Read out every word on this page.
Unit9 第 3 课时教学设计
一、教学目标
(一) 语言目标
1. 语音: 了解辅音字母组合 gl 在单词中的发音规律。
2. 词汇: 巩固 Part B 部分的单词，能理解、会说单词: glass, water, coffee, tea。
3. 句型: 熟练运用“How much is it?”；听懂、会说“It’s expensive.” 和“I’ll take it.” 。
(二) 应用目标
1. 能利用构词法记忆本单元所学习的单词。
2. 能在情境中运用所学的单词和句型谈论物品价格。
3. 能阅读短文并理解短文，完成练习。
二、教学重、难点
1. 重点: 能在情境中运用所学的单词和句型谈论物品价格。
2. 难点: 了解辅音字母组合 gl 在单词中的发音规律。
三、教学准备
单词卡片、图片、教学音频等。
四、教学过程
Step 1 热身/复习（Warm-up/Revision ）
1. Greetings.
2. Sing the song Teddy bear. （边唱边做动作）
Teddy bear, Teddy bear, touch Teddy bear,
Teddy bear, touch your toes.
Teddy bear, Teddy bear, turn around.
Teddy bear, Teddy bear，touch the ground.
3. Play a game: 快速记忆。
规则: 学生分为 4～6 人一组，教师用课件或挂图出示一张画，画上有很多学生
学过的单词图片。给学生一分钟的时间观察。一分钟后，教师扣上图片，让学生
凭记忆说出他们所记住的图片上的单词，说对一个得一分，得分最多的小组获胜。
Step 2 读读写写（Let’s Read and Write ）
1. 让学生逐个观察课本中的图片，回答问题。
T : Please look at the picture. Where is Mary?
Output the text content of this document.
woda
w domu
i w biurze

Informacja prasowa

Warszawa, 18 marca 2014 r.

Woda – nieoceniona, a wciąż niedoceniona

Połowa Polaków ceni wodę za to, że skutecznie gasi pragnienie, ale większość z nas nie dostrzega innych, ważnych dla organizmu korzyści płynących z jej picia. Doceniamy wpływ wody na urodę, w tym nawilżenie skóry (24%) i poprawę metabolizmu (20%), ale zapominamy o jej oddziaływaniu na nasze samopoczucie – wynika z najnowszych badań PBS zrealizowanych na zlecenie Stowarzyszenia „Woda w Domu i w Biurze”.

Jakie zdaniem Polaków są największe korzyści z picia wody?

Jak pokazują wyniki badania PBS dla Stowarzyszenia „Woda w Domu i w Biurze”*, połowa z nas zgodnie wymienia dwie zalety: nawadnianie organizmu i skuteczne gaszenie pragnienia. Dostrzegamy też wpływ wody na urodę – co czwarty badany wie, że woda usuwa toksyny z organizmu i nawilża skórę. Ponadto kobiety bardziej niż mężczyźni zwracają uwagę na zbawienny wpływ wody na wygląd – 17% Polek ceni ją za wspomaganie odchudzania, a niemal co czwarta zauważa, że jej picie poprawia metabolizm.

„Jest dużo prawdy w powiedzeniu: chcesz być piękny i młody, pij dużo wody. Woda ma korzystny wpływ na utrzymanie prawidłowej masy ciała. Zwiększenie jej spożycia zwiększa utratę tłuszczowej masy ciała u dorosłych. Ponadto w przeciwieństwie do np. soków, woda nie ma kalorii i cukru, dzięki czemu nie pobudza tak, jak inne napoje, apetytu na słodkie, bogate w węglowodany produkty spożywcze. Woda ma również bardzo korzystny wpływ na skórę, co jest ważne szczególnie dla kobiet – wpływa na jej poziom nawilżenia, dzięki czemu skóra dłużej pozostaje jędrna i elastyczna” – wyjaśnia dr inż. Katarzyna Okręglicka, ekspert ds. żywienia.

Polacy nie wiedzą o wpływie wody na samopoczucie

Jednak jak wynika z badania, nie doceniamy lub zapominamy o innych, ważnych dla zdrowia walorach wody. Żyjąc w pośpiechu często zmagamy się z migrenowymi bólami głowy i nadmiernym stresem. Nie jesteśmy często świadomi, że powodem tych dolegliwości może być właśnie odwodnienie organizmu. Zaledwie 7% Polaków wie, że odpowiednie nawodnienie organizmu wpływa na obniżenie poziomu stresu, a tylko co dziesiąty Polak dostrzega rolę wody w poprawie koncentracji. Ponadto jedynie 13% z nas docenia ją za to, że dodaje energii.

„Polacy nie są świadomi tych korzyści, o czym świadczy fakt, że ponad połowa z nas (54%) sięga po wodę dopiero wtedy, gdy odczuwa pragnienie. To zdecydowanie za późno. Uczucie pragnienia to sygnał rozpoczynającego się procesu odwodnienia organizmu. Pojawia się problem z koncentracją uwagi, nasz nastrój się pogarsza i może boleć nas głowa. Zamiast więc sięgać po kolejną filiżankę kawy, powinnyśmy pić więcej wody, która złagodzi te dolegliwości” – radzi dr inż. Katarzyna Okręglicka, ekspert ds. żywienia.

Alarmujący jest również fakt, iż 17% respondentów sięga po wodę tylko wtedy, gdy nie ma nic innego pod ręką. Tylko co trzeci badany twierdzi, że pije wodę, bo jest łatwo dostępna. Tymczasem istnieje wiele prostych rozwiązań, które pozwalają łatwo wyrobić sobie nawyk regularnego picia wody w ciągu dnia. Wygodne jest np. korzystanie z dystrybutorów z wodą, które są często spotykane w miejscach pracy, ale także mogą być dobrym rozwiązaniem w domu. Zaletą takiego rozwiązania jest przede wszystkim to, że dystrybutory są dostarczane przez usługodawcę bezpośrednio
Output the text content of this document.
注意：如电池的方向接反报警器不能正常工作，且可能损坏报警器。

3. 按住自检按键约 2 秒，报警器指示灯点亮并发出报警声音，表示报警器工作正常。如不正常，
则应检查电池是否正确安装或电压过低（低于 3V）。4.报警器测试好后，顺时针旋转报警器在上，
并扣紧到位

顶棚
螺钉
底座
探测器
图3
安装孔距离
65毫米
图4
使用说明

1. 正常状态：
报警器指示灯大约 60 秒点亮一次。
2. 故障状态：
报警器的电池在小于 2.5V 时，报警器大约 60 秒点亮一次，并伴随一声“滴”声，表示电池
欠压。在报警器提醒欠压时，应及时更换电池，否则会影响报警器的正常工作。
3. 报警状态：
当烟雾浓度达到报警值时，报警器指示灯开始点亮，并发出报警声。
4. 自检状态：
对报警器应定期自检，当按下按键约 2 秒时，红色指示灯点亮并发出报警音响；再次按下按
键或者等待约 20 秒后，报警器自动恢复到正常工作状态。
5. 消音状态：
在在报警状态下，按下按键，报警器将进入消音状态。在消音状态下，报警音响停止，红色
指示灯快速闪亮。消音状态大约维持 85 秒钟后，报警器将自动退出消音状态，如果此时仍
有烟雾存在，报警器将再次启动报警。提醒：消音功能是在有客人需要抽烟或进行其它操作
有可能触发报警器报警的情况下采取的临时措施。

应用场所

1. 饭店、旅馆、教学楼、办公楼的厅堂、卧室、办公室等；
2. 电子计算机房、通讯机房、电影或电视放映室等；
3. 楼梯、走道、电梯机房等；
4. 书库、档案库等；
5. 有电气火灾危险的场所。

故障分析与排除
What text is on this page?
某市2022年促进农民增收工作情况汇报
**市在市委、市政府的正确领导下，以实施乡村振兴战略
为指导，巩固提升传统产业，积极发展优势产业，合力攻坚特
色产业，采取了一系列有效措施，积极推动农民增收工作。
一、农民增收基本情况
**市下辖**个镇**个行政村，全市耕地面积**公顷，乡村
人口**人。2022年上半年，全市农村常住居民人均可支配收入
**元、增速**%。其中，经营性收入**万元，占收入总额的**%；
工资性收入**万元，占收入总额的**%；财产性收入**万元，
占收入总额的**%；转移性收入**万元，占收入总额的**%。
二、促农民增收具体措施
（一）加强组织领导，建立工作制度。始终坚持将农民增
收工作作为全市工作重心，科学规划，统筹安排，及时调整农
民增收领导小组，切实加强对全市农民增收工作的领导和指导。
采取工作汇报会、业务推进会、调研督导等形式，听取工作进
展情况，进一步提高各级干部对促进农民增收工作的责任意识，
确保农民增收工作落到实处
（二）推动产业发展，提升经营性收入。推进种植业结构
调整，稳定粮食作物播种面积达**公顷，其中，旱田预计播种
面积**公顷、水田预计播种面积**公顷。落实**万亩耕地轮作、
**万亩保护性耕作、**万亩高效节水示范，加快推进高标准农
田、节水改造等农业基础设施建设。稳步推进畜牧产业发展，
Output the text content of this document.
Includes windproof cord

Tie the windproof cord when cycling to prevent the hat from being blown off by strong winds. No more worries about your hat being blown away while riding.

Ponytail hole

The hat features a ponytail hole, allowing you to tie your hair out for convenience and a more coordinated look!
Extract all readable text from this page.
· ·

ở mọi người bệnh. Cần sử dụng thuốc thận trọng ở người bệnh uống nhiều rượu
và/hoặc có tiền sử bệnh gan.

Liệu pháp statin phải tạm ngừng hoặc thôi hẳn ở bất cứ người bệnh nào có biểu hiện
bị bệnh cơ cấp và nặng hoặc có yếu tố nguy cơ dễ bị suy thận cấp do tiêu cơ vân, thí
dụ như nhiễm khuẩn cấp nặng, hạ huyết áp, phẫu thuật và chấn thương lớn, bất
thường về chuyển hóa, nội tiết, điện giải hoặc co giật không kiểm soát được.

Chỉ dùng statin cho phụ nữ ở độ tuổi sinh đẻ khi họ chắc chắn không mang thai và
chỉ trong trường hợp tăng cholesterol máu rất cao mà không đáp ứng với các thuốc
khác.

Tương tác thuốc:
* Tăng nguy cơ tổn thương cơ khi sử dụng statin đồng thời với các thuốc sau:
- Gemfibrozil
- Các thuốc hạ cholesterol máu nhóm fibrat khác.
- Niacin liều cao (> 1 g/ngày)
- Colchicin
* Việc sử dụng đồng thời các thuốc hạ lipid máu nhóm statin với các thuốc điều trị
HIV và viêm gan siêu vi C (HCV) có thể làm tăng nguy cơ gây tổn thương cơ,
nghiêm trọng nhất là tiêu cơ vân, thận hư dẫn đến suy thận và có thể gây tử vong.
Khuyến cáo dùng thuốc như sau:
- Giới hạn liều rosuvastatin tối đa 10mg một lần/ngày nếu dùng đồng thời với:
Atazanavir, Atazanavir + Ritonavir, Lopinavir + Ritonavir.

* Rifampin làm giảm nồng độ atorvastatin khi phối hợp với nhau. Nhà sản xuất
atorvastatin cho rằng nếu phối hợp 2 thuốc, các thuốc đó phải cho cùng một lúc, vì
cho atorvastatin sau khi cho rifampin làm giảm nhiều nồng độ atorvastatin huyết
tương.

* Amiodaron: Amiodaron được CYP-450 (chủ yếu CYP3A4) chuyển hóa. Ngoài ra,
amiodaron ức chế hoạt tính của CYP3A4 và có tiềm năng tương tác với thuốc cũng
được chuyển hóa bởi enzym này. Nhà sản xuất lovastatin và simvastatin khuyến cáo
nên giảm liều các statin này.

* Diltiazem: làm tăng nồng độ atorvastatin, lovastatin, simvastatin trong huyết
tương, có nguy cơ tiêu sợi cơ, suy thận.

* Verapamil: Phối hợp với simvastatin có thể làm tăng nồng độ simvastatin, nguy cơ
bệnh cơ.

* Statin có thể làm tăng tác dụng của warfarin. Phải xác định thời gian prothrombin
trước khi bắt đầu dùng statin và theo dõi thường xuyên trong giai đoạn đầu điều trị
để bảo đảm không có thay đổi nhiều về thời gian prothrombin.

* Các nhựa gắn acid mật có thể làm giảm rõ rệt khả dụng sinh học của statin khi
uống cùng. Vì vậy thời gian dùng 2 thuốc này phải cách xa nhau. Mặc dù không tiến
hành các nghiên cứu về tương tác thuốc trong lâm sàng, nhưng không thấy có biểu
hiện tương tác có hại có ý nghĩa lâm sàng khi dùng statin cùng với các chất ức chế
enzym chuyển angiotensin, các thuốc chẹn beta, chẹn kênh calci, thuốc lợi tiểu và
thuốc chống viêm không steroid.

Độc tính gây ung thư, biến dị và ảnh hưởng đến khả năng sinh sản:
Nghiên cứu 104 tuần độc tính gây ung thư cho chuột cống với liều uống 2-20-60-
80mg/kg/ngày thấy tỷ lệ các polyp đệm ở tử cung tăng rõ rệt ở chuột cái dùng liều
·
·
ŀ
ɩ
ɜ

EXERCISE GOAL
Track down every line holding the string "nồng" and copy it.

EXERCISE RESULT
* Rifampin làm giảm nồng độ atorvastatin khi phối hợp với nhau. Nhà sản xuất
cho atorvastatin sau khi cho rifampin làm giảm nhiều nồng độ atorvastatin huyết
* Diltiazem: làm tăng nồng độ atorvastatin, lovastatin, simvastatin trong huyết
* Verapamil: Phối hợp với simvastatin có thể làm tăng nồng độ simvastatin, nguy cơ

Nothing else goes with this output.